Do this: Check each line for the word "Нормативные" and report how many have it. Give nothing else.

Dataset items:
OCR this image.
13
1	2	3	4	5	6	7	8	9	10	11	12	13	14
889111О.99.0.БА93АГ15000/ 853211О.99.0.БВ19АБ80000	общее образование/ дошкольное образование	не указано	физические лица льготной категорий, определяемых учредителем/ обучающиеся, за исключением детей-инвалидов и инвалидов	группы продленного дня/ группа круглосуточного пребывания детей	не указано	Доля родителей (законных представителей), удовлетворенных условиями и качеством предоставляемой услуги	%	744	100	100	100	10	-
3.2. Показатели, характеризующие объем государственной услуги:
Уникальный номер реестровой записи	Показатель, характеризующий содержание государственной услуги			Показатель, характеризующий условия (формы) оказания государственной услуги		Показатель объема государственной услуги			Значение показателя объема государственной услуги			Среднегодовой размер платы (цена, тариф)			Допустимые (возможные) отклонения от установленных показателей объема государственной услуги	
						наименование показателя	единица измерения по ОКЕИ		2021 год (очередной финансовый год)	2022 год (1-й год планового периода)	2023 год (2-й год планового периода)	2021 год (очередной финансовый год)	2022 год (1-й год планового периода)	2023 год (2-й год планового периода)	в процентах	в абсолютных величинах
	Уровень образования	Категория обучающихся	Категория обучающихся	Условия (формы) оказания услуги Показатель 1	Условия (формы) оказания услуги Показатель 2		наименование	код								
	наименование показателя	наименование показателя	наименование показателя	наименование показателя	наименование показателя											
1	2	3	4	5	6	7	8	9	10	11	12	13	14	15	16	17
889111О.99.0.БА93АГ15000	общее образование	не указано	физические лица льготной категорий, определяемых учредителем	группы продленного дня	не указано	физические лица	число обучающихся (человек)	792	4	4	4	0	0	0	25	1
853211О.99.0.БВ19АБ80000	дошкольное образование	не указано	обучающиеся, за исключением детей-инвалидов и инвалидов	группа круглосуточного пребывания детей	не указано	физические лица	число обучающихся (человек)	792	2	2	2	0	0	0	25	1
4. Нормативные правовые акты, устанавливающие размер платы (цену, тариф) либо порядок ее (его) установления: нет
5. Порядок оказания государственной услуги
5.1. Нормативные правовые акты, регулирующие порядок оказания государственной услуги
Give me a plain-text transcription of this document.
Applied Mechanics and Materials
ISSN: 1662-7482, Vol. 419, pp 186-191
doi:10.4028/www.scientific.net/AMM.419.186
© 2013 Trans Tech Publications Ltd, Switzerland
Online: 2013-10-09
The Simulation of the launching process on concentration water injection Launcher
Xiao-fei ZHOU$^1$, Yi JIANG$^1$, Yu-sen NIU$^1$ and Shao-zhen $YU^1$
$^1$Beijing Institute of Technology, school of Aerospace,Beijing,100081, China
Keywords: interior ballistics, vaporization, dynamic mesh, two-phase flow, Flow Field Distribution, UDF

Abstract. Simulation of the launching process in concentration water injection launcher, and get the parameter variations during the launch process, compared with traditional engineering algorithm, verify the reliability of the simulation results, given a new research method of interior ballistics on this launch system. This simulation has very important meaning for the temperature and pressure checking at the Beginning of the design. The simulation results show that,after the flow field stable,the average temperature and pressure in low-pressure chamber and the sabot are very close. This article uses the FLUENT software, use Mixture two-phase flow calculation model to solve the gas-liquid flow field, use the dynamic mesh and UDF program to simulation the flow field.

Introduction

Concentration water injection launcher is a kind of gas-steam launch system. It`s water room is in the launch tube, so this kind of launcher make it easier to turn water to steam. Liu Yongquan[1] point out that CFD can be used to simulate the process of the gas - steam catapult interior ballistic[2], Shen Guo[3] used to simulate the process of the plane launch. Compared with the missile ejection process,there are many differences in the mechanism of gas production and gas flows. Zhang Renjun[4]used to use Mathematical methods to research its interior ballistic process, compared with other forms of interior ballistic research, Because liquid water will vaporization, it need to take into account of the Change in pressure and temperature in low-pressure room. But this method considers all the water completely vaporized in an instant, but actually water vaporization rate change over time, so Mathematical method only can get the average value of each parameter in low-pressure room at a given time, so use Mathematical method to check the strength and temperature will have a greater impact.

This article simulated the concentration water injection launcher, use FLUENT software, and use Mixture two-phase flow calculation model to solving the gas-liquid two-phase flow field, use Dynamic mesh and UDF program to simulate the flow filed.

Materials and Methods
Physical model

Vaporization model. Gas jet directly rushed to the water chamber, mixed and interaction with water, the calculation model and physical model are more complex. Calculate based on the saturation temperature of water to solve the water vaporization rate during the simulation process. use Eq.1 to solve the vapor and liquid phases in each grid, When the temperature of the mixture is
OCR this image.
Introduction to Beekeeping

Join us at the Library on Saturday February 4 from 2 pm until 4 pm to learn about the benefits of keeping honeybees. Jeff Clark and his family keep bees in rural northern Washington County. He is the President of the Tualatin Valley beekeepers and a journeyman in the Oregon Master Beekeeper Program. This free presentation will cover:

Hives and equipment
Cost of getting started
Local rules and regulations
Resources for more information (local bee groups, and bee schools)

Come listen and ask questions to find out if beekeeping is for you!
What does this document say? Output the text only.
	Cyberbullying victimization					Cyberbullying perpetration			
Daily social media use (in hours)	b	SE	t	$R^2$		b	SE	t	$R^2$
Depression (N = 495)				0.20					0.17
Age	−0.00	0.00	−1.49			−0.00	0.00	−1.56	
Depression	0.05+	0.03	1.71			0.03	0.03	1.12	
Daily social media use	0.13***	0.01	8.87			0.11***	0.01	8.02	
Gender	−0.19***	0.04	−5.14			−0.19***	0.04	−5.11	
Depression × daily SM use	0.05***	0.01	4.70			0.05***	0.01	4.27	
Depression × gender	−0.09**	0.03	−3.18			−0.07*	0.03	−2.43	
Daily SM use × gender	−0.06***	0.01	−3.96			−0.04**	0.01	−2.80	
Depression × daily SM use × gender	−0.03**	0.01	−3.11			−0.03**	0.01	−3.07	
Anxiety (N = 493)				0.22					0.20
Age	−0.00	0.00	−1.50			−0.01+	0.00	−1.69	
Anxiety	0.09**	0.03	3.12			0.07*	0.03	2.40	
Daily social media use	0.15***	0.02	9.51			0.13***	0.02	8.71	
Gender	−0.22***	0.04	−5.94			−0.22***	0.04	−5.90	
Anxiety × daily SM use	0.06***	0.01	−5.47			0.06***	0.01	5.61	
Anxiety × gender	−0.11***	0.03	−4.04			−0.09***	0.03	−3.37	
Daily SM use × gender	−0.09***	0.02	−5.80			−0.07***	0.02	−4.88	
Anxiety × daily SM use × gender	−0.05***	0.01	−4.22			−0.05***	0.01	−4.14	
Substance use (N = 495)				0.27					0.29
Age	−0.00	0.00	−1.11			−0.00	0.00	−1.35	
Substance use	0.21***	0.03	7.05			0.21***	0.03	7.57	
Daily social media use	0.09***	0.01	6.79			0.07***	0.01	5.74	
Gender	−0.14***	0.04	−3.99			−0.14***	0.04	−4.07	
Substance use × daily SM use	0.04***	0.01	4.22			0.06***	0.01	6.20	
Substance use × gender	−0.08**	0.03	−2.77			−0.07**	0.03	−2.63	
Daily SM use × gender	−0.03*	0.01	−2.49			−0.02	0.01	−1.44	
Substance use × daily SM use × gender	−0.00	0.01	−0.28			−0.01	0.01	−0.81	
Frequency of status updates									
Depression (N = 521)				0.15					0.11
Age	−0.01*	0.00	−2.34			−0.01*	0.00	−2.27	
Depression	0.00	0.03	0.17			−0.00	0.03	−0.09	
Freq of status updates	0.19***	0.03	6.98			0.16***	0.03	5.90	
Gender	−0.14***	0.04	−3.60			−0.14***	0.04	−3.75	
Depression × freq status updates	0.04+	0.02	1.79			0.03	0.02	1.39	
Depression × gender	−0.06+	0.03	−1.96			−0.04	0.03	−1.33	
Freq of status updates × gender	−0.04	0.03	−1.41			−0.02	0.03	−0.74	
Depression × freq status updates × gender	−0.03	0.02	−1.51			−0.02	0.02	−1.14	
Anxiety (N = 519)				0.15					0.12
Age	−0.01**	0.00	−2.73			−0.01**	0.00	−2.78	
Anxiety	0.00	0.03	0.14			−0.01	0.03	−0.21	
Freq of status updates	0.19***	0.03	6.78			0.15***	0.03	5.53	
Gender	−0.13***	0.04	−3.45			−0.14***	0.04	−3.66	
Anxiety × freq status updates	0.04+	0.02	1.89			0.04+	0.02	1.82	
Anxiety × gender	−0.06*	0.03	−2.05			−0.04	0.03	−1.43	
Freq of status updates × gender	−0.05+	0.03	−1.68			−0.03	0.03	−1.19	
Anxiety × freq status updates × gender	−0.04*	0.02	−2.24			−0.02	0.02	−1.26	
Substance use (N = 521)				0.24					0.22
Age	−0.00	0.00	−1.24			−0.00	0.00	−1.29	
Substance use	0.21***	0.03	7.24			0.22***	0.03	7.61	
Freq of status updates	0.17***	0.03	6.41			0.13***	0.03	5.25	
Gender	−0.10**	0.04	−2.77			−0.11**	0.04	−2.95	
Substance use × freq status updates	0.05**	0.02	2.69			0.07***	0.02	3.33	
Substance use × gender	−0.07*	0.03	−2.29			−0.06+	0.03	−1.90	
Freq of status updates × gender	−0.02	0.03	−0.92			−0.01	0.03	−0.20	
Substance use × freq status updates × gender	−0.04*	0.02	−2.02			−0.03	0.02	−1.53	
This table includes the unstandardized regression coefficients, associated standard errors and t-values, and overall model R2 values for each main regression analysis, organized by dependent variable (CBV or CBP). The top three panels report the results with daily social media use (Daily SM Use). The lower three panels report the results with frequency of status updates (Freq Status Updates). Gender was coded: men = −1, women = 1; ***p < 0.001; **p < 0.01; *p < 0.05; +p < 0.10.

Answer in full: 2